[Dataset listings of figures]
* * * *

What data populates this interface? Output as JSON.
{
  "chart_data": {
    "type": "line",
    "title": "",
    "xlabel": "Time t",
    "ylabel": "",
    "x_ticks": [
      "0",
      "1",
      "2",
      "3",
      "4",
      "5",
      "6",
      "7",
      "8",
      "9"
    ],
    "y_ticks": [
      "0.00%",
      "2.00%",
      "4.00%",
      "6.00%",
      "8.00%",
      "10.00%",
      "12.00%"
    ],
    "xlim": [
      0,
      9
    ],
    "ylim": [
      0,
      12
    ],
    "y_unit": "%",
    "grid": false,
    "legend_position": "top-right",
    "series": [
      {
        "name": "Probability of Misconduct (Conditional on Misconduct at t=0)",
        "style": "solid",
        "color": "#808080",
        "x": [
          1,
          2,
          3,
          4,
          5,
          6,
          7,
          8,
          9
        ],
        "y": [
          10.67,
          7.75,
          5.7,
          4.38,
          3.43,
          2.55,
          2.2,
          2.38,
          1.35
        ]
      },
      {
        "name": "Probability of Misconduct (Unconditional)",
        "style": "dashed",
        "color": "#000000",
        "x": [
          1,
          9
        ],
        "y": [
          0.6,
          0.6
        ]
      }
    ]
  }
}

* * * *

## What the exercise asks
Reproduce the entire listing word for word.

## Response to the exercise
What data populates this interface? Output as JSON.
{
  "chart_data": {
    "type": "line",
    "title": "",
    "xlabel": "Time t",
    "ylabel": "",
    "x_ticks": [
      "0",
      "1",
      "2",
      "3",
      "4",
      "5",
      "6",
      "7",
      "8",
      "9"
    ],
    "y_ticks": [
      "0.00%",
      "2.00%",
      "4.00%",
      "6.00%",
      "8.00%",
      "10.00%",
      "12.00%"
    ],
    "xlim": [
      0,
      9
    ],
    "ylim": [
      0,
      12
    ],
    "y_unit": "%",
    "grid": false,
    "legend_position": "top-right",
    "series": [
      {
        "name": "Probability of Misconduct (Conditional on Misconduct at t=0)",
        "style": "solid",
        "color": "#808080",
        "x": [
          1,
          2,
          3,
          4,
          5,
          6,
          7,
          8,
          9
        ],
        "y": [
          10.67,
          7.75,
          5.7,
          4.38,
          3.43,
          2.55,
          2.2,
          2.38,
          1.35
        ]
      },
      {
        "name": "Probability of Misconduct (Unconditional)",
        "style": "dashed",
        "color": "#000000",
        "x": [
          1,
          9
        ],
        "y": [
          0.6,
          0.6
        ]
      }
    ]
  }
}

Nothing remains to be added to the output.